- What you should do
Give back each entry unchanged, minus pictures.

○ ○ ○ ○ ○

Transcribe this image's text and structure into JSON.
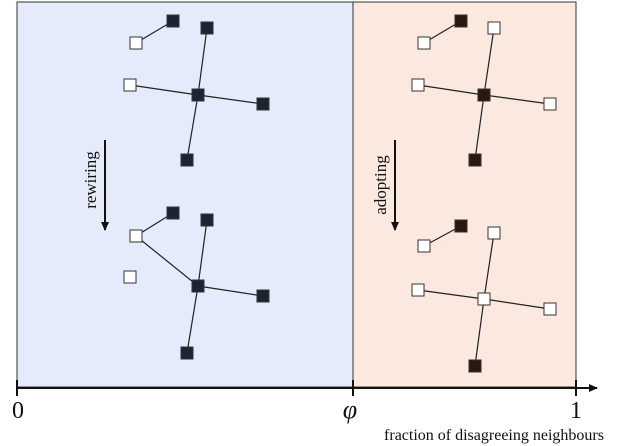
{
  "panels": {
    "left": {
      "label": "rewiring"
    },
    "right": {
      "label": "adopting"
    }
  },
  "axis": {
    "ticks": [
      "0",
      "φ",
      "1"
    ],
    "label": "fraction of disagreeing neighbours"
  }
}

○ ○ ○ ○ ○

- Worked solution
Transcribe this image's text and structure into JSON.
{
  "panels": {
    "left": {
      "label": "rewiring"
    },
    "right": {
      "label": "adopting"
    }
  },
  "axis": {
    "ticks": [
      "0",
      "φ",
      "1"
    ],
    "label": "fraction of disagreeing neighbours"
  }
}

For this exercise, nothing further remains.